Directive: Give the entries again exactly, every one of them.

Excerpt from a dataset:
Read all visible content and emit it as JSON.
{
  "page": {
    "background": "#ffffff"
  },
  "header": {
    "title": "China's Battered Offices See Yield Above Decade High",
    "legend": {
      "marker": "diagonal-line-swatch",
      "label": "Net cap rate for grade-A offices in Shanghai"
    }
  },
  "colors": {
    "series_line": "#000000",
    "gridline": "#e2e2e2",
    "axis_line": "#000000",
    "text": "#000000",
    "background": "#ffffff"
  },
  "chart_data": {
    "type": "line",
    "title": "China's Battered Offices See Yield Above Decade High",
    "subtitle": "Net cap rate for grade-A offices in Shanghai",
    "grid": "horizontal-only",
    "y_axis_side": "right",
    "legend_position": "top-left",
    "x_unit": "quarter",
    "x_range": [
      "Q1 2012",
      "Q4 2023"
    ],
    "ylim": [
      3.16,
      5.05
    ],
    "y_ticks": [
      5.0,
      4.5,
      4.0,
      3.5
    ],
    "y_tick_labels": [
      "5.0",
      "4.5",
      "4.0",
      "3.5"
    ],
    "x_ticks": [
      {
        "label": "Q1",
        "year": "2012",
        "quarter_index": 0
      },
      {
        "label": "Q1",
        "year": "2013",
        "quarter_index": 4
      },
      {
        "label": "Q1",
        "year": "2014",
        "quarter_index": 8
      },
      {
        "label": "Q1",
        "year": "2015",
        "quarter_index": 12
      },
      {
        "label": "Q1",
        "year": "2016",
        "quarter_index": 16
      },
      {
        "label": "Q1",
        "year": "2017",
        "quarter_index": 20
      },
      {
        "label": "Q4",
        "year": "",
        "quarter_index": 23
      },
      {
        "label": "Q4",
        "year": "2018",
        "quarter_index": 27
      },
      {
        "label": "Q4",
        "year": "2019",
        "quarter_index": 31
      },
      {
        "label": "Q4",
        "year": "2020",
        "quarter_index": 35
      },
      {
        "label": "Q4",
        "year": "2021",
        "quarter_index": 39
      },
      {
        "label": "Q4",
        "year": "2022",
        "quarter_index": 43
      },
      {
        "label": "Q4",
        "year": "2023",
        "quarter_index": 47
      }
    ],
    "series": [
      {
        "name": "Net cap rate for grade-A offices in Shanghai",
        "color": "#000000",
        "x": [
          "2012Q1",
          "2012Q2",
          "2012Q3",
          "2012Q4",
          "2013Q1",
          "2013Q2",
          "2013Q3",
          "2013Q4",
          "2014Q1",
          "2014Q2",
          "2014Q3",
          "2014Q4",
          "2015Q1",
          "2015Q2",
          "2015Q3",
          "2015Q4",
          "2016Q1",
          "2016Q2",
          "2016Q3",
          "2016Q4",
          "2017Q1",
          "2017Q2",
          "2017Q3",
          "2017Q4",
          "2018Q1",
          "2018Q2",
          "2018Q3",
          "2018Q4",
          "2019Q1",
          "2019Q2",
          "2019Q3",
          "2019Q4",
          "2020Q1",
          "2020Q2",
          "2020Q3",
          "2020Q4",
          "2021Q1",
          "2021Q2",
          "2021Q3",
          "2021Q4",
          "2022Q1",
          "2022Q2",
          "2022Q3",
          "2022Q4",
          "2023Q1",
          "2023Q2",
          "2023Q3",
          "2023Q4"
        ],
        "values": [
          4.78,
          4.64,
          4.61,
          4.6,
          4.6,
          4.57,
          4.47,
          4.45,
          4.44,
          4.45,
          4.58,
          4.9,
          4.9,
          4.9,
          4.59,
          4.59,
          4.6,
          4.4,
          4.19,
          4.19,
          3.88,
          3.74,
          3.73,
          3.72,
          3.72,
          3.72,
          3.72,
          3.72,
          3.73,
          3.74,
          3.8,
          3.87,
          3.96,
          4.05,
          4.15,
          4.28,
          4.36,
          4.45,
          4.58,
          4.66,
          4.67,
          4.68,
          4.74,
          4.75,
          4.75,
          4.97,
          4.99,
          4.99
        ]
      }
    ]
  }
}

Result below:
Read all visible content and emit it as JSON.
{
  "page": {
    "background": "#ffffff"
  },
  "header": {
    "title": "China's Battered Offices See Yield Above Decade High",
    "legend": {
      "marker": "diagonal-line-swatch",
      "label": "Net cap rate for grade-A offices in Shanghai"
    }
  },
  "colors": {
    "series_line": "#000000",
    "gridline": "#e2e2e2",
    "axis_line": "#000000",
    "text": "#000000",
    "background": "#ffffff"
  },
  "chart_data": {
    "type": "line",
    "title": "China's Battered Offices See Yield Above Decade High",
    "subtitle": "Net cap rate for grade-A offices in Shanghai",
    "grid": "horizontal-only",
    "y_axis_side": "right",
    "legend_position": "top-left",
    "x_unit": "quarter",
    "x_range": [
      "Q1 2012",
      "Q4 2023"
    ],
    "ylim": [
      3.16,
      5.05
    ],
    "y_ticks": [
      5.0,
      4.5,
      4.0,
      3.5
    ],
    "y_tick_labels": [
      "5.0",
      "4.5",
      "4.0",
      "3.5"
    ],
    "x_ticks": [
      {
        "label": "Q1",
        "year": "2012",
        "quarter_index": 0
      },
      {
        "label": "Q1",
        "year": "2013",
        "quarter_index": 4
      },
      {
        "label": "Q1",
        "year": "2014",
        "quarter_index": 8
      },
      {
        "label": "Q1",
        "year": "2015",
        "quarter_index": 12
      },
      {
        "label": "Q1",
        "year": "2016",
        "quarter_index": 16
      },
      {
        "label": "Q1",
        "year": "2017",
        "quarter_index": 20
      },
      {
        "label": "Q4",
        "year": "",
        "quarter_index": 23
      },
      {
        "label": "Q4",
        "year": "2018",
        "quarter_index": 27
      },
      {
        "label": "Q4",
        "year": "2019",
        "quarter_index": 31
      },
      {
        "label": "Q4",
        "year": "2020",
        "quarter_index": 35
      },
      {
        "label": "Q4",
        "year": "2021",
        "quarter_index": 39
      },
      {
        "label": "Q4",
        "year": "2022",
        "quarter_index": 43
      },
      {
        "label": "Q4",
        "year": "2023",
        "quarter_index": 47
      }
    ],
    "series": [
      {
        "name": "Net cap rate for grade-A offices in Shanghai",
        "color": "#000000",
        "x": [
          "2012Q1",
          "2012Q2",
          "2012Q3",
          "2012Q4",
          "2013Q1",
          "2013Q2",
          "2013Q3",
          "2013Q4",
          "2014Q1",
          "2014Q2",
          "2014Q3",
          "2014Q4",
          "2015Q1",
          "2015Q2",
          "2015Q3",
          "2015Q4",
          "2016Q1",
          "2016Q2",
          "2016Q3",
          "2016Q4",
          "2017Q1",
          "2017Q2",
          "2017Q3",
          "2017Q4",
          "2018Q1",
          "2018Q2",
          "2018Q3",
          "2018Q4",
          "2019Q1",
          "2019Q2",
          "2019Q3",
          "2019Q4",
          "2020Q1",
          "2020Q2",
          "2020Q3",
          "2020Q4",
          "2021Q1",
          "2021Q2",
          "2021Q3",
          "2021Q4",
          "2022Q1",
          "2022Q2",
          "2022Q3",
          "2022Q4",
          "2023Q1",
          "2023Q2",
          "2023Q3",
          "2023Q4"
        ],
        "values": [
          4.78,
          4.64,
          4.61,
          4.6,
          4.6,
          4.57,
          4.47,
          4.45,
          4.44,
          4.45,
          4.58,
          4.9,
          4.9,
          4.9,
          4.59,
          4.59,
          4.6,
          4.4,
          4.19,
          4.19,
          3.88,
          3.74,
          3.73,
          3.72,
          3.72,
          3.72,
          3.72,
          3.72,
          3.73,
          3.74,
          3.8,
          3.87,
          3.96,
          4.05,
          4.15,
          4.28,
          4.36,
          4.45,
          4.58,
          4.66,
          4.67,
          4.68,
          4.74,
          4.75,
          4.75,
          4.97,
          4.99,
          4.99
        ]
      }
    ]
  }
}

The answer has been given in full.